- _DESCRIPTION OF THE TASK_
Transcribe each record below word for word.

- _Data records_
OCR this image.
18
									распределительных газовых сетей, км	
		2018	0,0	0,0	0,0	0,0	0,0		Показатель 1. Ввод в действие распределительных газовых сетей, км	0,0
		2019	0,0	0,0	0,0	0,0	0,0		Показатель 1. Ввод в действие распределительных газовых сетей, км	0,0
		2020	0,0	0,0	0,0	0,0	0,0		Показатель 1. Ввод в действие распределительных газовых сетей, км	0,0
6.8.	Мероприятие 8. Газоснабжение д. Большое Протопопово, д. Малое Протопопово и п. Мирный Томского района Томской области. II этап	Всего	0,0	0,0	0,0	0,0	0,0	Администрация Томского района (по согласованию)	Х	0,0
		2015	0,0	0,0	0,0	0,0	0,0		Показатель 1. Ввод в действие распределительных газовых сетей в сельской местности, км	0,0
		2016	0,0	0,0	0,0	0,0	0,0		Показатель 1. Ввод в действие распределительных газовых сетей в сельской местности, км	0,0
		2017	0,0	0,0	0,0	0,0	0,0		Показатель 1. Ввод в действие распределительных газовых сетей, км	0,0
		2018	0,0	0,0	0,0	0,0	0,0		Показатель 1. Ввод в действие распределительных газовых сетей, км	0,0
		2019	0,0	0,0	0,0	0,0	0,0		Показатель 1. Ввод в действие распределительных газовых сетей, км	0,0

- _SOLUTION TO THIS PROBLEM_
OCR this image.
18
									распределительных газовых сетей, км	
		2018	0,0	0,0	0,0	0,0	0,0		Показатель 1. Ввод в действие распределительных газовых сетей, км	0,0
		2019	0,0	0,0	0,0	0,0	0,0		Показатель 1. Ввод в действие распределительных газовых сетей, км	0,0
		2020	0,0	0,0	0,0	0,0	0,0		Показатель 1. Ввод в действие распределительных газовых сетей, км	0,0
6.8.	Мероприятие 8. Газоснабжение д. Большое Протопопово, д. Малое Протопопово и п. Мирный Томского района Томской области. II этап	Всего	0,0	0,0	0,0	0,0	0,0	Администрация Томского района (по согласованию)	Х	0,0
		2015	0,0	0,0	0,0	0,0	0,0		Показатель 1. Ввод в действие распределительных газовых сетей в сельской местности, км	0,0
		2016	0,0	0,0	0,0	0,0	0,0		Показатель 1. Ввод в действие распределительных газовых сетей в сельской местности, км	0,0
		2017	0,0	0,0	0,0	0,0	0,0		Показатель 1. Ввод в действие распределительных газовых сетей, км	0,0
		2018	0,0	0,0	0,0	0,0	0,0		Показатель 1. Ввод в действие распределительных газовых сетей, км	0,0
		2019	0,0	0,0	0,0	0,0	0,0		Показатель 1. Ввод в действие распределительных газовых сетей, км	0,0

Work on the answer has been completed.